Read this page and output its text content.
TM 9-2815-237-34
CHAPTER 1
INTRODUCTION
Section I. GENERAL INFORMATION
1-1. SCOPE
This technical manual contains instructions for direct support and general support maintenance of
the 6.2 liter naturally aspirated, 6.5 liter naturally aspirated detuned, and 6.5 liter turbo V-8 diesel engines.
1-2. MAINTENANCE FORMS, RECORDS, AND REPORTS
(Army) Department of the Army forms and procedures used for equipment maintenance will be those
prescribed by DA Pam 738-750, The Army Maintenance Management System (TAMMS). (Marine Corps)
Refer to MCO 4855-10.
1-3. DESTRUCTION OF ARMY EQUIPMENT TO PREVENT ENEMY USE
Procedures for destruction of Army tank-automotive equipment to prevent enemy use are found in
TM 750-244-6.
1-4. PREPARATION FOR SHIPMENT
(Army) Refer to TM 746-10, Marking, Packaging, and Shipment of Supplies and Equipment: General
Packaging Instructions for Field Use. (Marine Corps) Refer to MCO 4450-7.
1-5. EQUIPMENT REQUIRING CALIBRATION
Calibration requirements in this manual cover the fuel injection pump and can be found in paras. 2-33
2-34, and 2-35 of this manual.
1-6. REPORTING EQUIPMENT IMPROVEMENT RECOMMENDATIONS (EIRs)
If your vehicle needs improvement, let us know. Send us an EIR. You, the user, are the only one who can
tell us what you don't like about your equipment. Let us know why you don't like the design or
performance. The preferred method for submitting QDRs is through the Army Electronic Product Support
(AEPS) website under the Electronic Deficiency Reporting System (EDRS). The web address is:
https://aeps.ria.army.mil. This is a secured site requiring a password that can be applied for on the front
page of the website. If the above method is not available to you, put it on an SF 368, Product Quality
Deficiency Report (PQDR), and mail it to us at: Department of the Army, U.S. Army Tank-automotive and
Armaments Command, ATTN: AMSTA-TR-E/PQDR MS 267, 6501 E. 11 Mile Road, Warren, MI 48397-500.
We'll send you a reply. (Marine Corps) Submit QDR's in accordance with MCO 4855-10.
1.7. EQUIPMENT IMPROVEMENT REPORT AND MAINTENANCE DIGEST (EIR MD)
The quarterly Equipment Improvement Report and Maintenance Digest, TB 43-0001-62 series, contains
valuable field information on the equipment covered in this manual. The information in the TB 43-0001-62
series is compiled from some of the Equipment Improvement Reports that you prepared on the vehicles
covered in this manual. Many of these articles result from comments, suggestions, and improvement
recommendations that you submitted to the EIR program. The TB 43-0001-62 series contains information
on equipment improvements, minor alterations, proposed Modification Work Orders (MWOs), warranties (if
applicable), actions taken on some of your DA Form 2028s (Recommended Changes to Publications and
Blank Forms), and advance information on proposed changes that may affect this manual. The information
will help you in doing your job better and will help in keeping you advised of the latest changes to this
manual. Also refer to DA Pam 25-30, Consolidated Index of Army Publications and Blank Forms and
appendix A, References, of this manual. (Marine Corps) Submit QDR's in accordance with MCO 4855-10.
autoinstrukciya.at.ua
----
• WHAT IS EXPECTED: Everything in the listing above should be restated exactly.

• EXERCISE SOLUTION:
Read this page and output its text content.
TM 9-2815-237-34
CHAPTER 1
INTRODUCTION
Section I. GENERAL INFORMATION
1-1. SCOPE
This technical manual contains instructions for direct support and general support maintenance of
the 6.2 liter naturally aspirated, 6.5 liter naturally aspirated detuned, and 6.5 liter turbo V-8 diesel engines.
1-2. MAINTENANCE FORMS, RECORDS, AND REPORTS
(Army) Department of the Army forms and procedures used for equipment maintenance will be those
prescribed by DA Pam 738-750, The Army Maintenance Management System (TAMMS). (Marine Corps)
Refer to MCO 4855-10.
1-3. DESTRUCTION OF ARMY EQUIPMENT TO PREVENT ENEMY USE
Procedures for destruction of Army tank-automotive equipment to prevent enemy use are found in
TM 750-244-6.
1-4. PREPARATION FOR SHIPMENT
(Army) Refer to TM 746-10, Marking, Packaging, and Shipment of Supplies and Equipment: General
Packaging Instructions for Field Use. (Marine Corps) Refer to MCO 4450-7.
1-5. EQUIPMENT REQUIRING CALIBRATION
Calibration requirements in this manual cover the fuel injection pump and can be found in paras. 2-33
2-34, and 2-35 of this manual.
1-6. REPORTING EQUIPMENT IMPROVEMENT RECOMMENDATIONS (EIRs)
If your vehicle needs improvement, let us know. Send us an EIR. You, the user, are the only one who can
tell us what you don't like about your equipment. Let us know why you don't like the design or
performance. The preferred method for submitting QDRs is through the Army Electronic Product Support
(AEPS) website under the Electronic Deficiency Reporting System (EDRS). The web address is:
https://aeps.ria.army.mil. This is a secured site requiring a password that can be applied for on the front
page of the website. If the above method is not available to you, put it on an SF 368, Product Quality
Deficiency Report (PQDR), and mail it to us at: Department of the Army, U.S. Army Tank-automotive and
Armaments Command, ATTN: AMSTA-TR-E/PQDR MS 267, 6501 E. 11 Mile Road, Warren, MI 48397-500.
We'll send you a reply. (Marine Corps) Submit QDR's in accordance with MCO 4855-10.
1.7. EQUIPMENT IMPROVEMENT REPORT AND MAINTENANCE DIGEST (EIR MD)
The quarterly Equipment Improvement Report and Maintenance Digest, TB 43-0001-62 series, contains
valuable field information on the equipment covered in this manual. The information in the TB 43-0001-62
series is compiled from some of the Equipment Improvement Reports that you prepared on the vehicles
covered in this manual. Many of these articles result from comments, suggestions, and improvement
recommendations that you submitted to the EIR program. The TB 43-0001-62 series contains information
on equipment improvements, minor alterations, proposed Modification Work Orders (MWOs), warranties (if
applicable), actions taken on some of your DA Form 2028s (Recommended Changes to Publications and
Blank Forms), and advance information on proposed changes that may affect this manual. The information
will help you in doing your job better and will help in keeping you advised of the latest changes to this
manual. Also refer to DA Pam 25-30, Consolidated Index of Army Publications and Blank Forms and
appendix A, References, of this manual. (Marine Corps) Submit QDR's in accordance with MCO 4855-10.
autoinstrukciya.at.ua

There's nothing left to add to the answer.